▶ **TASK TO COMPLETE**
State the number of lines in these records that include the word "truppe", and add nothing to it.

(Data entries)
--------------------

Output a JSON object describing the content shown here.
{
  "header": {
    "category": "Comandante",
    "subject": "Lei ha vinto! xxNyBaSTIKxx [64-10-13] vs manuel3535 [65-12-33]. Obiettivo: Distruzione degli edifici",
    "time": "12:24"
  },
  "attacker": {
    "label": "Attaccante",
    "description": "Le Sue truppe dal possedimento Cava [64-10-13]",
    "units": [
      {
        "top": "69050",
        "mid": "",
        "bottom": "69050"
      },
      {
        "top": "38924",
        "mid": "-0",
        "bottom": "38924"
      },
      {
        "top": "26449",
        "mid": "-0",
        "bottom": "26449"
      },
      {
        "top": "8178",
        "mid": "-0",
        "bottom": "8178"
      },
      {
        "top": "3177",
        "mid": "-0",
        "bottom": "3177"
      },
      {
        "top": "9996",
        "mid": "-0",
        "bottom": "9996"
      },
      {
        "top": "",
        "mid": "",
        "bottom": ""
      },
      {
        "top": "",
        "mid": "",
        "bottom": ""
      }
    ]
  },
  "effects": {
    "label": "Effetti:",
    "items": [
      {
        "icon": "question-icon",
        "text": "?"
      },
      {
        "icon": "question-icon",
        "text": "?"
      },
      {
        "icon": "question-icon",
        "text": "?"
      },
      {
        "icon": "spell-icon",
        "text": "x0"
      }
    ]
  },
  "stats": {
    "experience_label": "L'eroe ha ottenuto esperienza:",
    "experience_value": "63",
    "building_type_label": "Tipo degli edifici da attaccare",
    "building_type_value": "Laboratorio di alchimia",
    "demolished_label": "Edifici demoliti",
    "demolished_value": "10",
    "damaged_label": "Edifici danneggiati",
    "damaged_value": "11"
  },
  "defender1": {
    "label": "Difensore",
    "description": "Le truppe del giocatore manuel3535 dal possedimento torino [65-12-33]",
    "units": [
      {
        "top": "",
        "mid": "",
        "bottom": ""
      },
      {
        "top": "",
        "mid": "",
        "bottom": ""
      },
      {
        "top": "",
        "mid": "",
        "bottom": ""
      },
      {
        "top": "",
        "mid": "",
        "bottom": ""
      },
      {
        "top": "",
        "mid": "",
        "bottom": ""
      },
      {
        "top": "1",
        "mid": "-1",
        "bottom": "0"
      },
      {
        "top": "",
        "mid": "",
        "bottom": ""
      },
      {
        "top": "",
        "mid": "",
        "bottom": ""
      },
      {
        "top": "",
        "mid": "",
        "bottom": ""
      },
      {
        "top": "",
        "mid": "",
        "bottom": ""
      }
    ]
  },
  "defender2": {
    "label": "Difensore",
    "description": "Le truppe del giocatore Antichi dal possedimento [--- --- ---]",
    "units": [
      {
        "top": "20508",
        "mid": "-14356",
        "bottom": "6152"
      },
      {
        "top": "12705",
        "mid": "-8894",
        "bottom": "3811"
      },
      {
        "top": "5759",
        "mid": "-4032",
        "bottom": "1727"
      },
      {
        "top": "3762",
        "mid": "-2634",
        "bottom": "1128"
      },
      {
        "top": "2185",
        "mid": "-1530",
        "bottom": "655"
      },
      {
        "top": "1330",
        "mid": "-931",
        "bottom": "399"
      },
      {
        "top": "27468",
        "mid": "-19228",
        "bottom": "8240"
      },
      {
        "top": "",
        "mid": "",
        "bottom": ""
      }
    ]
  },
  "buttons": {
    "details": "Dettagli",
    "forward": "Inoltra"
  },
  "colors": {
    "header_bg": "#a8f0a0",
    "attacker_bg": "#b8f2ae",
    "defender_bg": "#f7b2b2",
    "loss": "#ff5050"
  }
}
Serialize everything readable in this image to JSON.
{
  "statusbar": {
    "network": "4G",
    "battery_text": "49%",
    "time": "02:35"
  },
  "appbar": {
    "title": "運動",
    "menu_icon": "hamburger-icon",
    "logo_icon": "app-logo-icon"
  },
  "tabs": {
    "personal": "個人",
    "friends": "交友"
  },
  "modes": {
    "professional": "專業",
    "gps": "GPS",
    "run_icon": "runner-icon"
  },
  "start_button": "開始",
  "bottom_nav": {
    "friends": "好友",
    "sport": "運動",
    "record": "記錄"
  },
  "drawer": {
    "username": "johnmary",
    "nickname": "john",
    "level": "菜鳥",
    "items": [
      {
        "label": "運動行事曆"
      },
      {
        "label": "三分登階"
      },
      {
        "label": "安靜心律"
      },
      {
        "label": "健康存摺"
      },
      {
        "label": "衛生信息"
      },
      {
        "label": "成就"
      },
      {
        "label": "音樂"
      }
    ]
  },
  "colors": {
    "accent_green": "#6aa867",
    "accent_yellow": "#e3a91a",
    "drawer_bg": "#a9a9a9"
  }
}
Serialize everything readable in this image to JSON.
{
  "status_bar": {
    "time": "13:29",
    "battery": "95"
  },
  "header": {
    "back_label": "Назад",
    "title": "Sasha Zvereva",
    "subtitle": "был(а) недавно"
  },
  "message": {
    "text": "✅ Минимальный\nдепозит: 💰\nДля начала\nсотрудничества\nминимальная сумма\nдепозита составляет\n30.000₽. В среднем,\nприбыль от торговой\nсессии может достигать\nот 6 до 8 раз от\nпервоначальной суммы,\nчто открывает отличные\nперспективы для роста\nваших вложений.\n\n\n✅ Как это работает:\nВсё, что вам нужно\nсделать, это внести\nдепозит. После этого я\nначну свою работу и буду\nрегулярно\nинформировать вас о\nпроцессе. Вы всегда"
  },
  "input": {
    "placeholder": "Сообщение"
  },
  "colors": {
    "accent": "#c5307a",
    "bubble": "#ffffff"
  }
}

--------------------

▶ **THE REPLY**
3